■ **What you will do**
Reproduce the material word for word; the images stay out.

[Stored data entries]
———
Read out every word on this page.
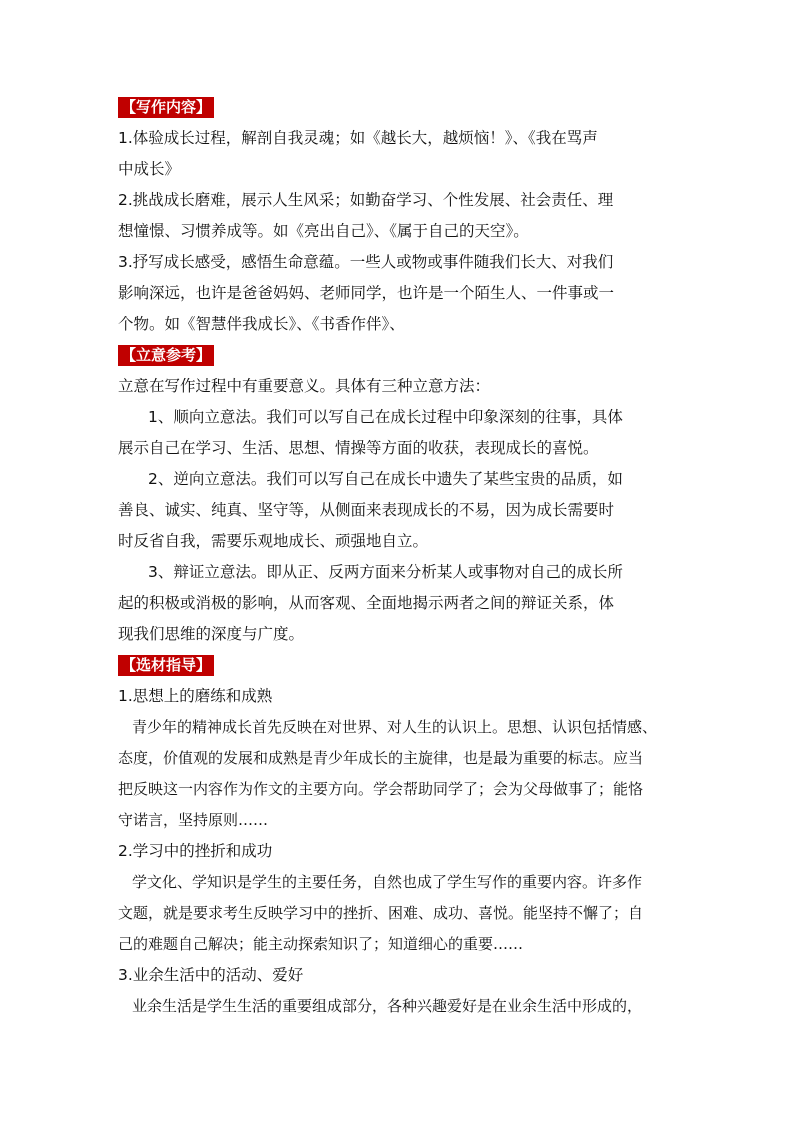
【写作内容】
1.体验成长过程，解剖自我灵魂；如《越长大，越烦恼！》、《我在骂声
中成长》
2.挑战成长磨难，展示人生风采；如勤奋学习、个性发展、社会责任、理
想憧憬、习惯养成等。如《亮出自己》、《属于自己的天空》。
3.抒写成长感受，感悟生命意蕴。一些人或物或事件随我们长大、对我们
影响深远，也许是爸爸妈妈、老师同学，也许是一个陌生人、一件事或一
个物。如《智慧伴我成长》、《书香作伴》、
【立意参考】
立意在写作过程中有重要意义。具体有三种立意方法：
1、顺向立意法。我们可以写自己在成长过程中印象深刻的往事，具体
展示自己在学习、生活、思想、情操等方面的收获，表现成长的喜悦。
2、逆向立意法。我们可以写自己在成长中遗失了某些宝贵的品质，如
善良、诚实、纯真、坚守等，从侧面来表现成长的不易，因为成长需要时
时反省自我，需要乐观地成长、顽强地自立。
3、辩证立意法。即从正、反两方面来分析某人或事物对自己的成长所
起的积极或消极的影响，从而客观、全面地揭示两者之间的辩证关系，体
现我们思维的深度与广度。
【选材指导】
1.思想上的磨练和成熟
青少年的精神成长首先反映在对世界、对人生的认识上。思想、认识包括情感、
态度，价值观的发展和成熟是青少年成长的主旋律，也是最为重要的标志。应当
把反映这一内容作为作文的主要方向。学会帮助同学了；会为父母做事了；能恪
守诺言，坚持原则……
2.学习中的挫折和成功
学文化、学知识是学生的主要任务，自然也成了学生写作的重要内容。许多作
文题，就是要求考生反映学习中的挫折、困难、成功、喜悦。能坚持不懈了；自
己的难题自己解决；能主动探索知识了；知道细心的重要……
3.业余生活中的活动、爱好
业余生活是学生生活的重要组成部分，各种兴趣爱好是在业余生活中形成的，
———
■ **Task output**
Read out every word on this page.
【写作内容】
1.体验成长过程，解剖自我灵魂；如《越长大，越烦恼！》、《我在骂声
中成长》
2.挑战成长磨难，展示人生风采；如勤奋学习、个性发展、社会责任、理
想憧憬、习惯养成等。如《亮出自己》、《属于自己的天空》。
3.抒写成长感受，感悟生命意蕴。一些人或物或事件随我们长大、对我们
影响深远，也许是爸爸妈妈、老师同学，也许是一个陌生人、一件事或一
个物。如《智慧伴我成长》、《书香作伴》、
【立意参考】
立意在写作过程中有重要意义。具体有三种立意方法：
1、顺向立意法。我们可以写自己在成长过程中印象深刻的往事，具体
展示自己在学习、生活、思想、情操等方面的收获，表现成长的喜悦。
2、逆向立意法。我们可以写自己在成长中遗失了某些宝贵的品质，如
善良、诚实、纯真、坚守等，从侧面来表现成长的不易，因为成长需要时
时反省自我，需要乐观地成长、顽强地自立。
3、辩证立意法。即从正、反两方面来分析某人或事物对自己的成长所
起的积极或消极的影响，从而客观、全面地揭示两者之间的辩证关系，体
现我们思维的深度与广度。
【选材指导】
1.思想上的磨练和成熟
青少年的精神成长首先反映在对世界、对人生的认识上。思想、认识包括情感、
态度，价值观的发展和成熟是青少年成长的主旋律，也是最为重要的标志。应当
把反映这一内容作为作文的主要方向。学会帮助同学了；会为父母做事了；能恪
守诺言，坚持原则……
2.学习中的挫折和成功
学文化、学知识是学生的主要任务，自然也成了学生写作的重要内容。许多作
文题，就是要求考生反映学习中的挫折、困难、成功、喜悦。能坚持不懈了；自
己的难题自己解决；能主动探索知识了；知道细心的重要……
3.业余生活中的活动、爱好
业余生活是学生生活的重要组成部分，各种兴趣爱好是在业余生活中形成的，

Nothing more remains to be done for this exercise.